**Fonte:**
_ _ _ _ _ _ _
Nel 1706, il 14 di maggio, il tondo di gesso con l'immagine della Madonna delle lacrime sarà quindi solennemente trasferito, dalla cappella della lacrimazione,  nel Santuario, sopra l'altar maggiore, dove tuttora si conserva entro una nicchia fra angeli dorati.
Arriverà infine la solenne incoronazione, ad opera del card. Schuster, nell'agosto del 1938.


IL SANTUARIO
Oggi la chiesa, costruita in un semplice ma elegante stile barocco, presenta una sola navata ed una pianta a croce greca.
gli elementi che decorano la facciata sono pochi: spiccano soprattutto due statue di pietra  che rappresentano San Pietro e San Paolo. Sul lato destro della chiesa si alza il campanile, che in origine era più basso; nelle attuali dimensioni ha un’altezza di 31,60 metri. L’interno del santuario appare   riccamente ornato di marmi. Gli stucchi e i dipinti risalgono ad epoche diverse ma successive alla costruzione. L’altare maggiore, naturalmente dedicato alla S. Vergine, è sovrastato dalla nicchia che contiene l'effige miracolosa.  Molto vasto è anche il ciclo di affreschi, realizzati nel XX secolo. Quelli delle volte sopra l’altare maggiore (Incoronazione ed Esaltazione della Vergine) sono opera di Giovanni Garavaglia e risalgono al 1953. Sulla volta della parte più stretta spicca invece l’affresco di Luigi Morgari con l’Assunta in una gloria di Angeli. Del Morgari sono anche gli affreschi delle pareti sopra le porte delle sacrestie; Essi raffigurano due eventi che hanno avuto al centro la Madre di Dio: le nozze di Cana e la discesa dello Spirito Santo. Nella volta centrale il Morgari ha dipinto l’Adorazione dei Magi, l’Incontro del Vecchio Simeone con la Sacra Famiglia e la Deposizione. Gli affreschi del Morgari sono stati inaugurati nel 1918.
_ _ _ _ _ _ _
**Voci:**
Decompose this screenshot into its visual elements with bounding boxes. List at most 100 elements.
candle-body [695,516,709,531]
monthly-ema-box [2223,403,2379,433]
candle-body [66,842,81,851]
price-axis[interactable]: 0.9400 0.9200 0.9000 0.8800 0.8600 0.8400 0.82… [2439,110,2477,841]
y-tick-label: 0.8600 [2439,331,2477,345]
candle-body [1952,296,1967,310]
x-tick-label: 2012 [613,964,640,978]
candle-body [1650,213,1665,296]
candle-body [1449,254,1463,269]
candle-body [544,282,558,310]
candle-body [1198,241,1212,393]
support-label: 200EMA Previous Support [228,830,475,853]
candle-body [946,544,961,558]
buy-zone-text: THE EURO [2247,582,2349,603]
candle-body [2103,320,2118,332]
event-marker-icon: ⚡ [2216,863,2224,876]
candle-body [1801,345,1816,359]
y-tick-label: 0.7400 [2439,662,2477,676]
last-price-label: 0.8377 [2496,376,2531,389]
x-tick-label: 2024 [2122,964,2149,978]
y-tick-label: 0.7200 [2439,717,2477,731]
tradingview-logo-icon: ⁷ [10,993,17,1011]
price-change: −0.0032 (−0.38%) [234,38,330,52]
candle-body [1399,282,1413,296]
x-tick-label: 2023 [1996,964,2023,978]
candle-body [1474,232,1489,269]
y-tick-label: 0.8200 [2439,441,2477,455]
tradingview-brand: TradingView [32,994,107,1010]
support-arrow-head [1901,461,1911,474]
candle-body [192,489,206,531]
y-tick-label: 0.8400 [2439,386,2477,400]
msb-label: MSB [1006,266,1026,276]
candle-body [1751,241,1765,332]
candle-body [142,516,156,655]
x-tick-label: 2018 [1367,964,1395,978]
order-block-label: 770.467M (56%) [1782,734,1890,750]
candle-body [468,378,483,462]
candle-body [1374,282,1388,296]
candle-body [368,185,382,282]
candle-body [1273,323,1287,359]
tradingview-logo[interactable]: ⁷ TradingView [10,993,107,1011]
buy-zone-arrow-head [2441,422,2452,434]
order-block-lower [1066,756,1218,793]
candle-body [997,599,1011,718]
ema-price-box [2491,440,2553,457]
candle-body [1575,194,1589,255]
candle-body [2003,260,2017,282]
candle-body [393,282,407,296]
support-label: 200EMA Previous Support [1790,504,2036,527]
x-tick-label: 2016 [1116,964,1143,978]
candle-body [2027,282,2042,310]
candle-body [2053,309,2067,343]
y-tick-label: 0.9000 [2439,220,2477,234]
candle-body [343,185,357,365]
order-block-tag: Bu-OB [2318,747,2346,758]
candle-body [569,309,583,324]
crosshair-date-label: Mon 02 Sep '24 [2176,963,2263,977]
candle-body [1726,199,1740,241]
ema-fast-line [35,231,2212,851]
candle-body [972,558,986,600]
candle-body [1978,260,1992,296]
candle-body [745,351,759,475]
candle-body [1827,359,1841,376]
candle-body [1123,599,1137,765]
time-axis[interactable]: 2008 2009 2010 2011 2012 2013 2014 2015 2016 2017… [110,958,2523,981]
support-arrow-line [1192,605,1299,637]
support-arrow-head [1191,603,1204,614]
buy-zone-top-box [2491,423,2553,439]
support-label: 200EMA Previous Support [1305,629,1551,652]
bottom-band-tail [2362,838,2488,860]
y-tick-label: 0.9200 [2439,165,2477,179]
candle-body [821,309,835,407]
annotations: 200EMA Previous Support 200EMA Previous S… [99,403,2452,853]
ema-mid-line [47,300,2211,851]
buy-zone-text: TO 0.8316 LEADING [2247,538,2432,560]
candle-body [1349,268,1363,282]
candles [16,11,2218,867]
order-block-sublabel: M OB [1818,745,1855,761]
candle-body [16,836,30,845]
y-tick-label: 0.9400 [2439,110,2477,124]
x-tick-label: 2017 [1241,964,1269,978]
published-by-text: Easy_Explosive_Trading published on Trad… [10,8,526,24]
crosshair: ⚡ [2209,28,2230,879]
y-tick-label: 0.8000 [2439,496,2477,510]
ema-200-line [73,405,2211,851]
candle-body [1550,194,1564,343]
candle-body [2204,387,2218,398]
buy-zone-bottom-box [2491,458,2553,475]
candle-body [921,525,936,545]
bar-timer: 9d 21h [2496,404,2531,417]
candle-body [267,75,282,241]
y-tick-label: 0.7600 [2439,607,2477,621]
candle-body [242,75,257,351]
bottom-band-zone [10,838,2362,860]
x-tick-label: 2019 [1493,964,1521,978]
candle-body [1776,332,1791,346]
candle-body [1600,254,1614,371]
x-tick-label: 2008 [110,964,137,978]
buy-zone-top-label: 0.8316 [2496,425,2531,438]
_ _ _ _ _ _ _
**Consegne:**
1. Nel testo sul santuario, quale altezza raggiunge il campanile nelle dimensioni attuali?
2. Elenca tutti i soggetti degli affreschi che il testo sul santuario attribuisce a Luigi Morgari.
3. Stampa il passo del testo sul santuario che si apre con le parole contenenti "Nel 1706, il" e si chiude con "nell'agosto del 1938.".

**Esercizio svolto:**
1. 31,60 metri.

2.
- L'Assunta in una gloria di Angeli
- Le nozze di Cana
- La discesa dello Spirito Santo
- L'Adorazione dei Magi
- L'Incontro del Vecchio Simeone con la Sacra Famiglia
- La Deposizione

3.
Nel 1706, il 14 di maggio, il tondo di gesso con l'immagine della Madonna delle lacrime sarà quindi solennemente trasferito, dalla cappella della lacrimazione,  nel Santuario, sopra l'altar maggiore, dove tuttora si conserva entro una nicchia fra angeli dorati.
Arriverà infine la solenne incoronazione, ad opera del card. Schuster, nell'agosto del 1938.